▸ DATA FOR PROCESSING

....................

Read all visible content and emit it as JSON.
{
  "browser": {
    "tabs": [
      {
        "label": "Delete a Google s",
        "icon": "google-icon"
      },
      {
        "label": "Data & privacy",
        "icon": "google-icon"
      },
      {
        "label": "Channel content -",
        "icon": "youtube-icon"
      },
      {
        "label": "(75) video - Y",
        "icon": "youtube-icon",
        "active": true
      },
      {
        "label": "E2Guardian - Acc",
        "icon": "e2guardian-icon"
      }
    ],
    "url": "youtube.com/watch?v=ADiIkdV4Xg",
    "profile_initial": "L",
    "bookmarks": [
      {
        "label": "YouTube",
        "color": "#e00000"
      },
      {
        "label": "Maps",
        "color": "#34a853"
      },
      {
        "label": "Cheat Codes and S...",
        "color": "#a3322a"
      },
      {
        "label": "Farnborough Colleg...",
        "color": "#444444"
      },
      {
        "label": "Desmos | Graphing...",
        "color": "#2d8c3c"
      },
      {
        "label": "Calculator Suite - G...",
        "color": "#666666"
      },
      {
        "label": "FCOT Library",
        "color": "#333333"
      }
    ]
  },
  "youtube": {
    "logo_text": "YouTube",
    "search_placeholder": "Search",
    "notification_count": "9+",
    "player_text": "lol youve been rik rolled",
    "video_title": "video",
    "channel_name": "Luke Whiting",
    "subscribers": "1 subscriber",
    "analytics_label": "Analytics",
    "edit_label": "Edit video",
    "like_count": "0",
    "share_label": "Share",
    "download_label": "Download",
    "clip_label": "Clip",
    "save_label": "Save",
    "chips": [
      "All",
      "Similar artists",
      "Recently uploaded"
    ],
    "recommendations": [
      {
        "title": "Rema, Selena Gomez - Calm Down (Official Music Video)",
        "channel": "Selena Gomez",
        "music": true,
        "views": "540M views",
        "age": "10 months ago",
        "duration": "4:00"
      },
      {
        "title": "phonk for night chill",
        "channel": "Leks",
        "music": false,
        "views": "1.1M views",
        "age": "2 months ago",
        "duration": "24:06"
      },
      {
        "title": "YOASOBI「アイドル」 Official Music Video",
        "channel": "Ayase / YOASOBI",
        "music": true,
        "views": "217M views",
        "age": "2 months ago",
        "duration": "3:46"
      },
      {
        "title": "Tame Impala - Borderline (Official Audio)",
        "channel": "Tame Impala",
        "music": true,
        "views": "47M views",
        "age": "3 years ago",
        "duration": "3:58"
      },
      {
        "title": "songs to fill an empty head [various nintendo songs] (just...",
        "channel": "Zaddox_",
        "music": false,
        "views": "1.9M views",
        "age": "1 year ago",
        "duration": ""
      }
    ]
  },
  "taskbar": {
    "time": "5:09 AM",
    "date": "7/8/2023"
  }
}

....................

Output the records exactly, including every line.

Read all visible content and emit it as JSON.
{
  "browser": {
    "tabs": [
      {
        "label": "Delete a Google s",
        "icon": "google-icon"
      },
      {
        "label": "Data & privacy",
        "icon": "google-icon"
      },
      {
        "label": "Channel content -",
        "icon": "youtube-icon"
      },
      {
        "label": "(75) video - Y",
        "icon": "youtube-icon",
        "active": true
      },
      {
        "label": "E2Guardian - Acc",
        "icon": "e2guardian-icon"
      }
    ],
    "url": "youtube.com/watch?v=ADiIkdV4Xg",
    "profile_initial": "L",
    "bookmarks": [
      {
        "label": "YouTube",
        "color": "#e00000"
      },
      {
        "label": "Maps",
        "color": "#34a853"
      },
      {
        "label": "Cheat Codes and S...",
        "color": "#a3322a"
      },
      {
        "label": "Farnborough Colleg...",
        "color": "#444444"
      },
      {
        "label": "Desmos | Graphing...",
        "color": "#2d8c3c"
      },
      {
        "label": "Calculator Suite - G...",
        "color": "#666666"
      },
      {
        "label": "FCOT Library",
        "color": "#333333"
      }
    ]
  },
  "youtube": {
    "logo_text": "YouTube",
    "search_placeholder": "Search",
    "notification_count": "9+",
    "player_text": "lol youve been rik rolled",
    "video_title": "video",
    "channel_name": "Luke Whiting",
    "subscribers": "1 subscriber",
    "analytics_label": "Analytics",
    "edit_label": "Edit video",
    "like_count": "0",
    "share_label": "Share",
    "download_label": "Download",
    "clip_label": "Clip",
    "save_label": "Save",
    "chips": [
      "All",
      "Similar artists",
      "Recently uploaded"
    ],
    "recommendations": [
      {
        "title": "Rema, Selena Gomez - Calm Down (Official Music Video)",
        "channel": "Selena Gomez",
        "music": true,
        "views": "540M views",
        "age": "10 months ago",
        "duration": "4:00"
      },
      {
        "title": "phonk for night chill",
        "channel": "Leks",
        "music": false,
        "views": "1.1M views",
        "age": "2 months ago",
        "duration": "24:06"
      },
      {
        "title": "YOASOBI「アイドル」 Official Music Video",
        "channel": "Ayase / YOASOBI",
        "music": true,
        "views": "217M views",
        "age": "2 months ago",
        "duration": "3:46"
      },
      {
        "title": "Tame Impala - Borderline (Official Audio)",
        "channel": "Tame Impala",
        "music": true,
        "views": "47M views",
        "age": "3 years ago",
        "duration": "3:58"
      },
      {
        "title": "songs to fill an empty head [various nintendo songs] (just...",
        "channel": "Zaddox_",
        "music": false,
        "views": "1.9M views",
        "age": "1 year ago",
        "duration": ""
      }
    ]
  },
  "taskbar": {
    "time": "5:09 AM",
    "date": "7/8/2023"
  }
}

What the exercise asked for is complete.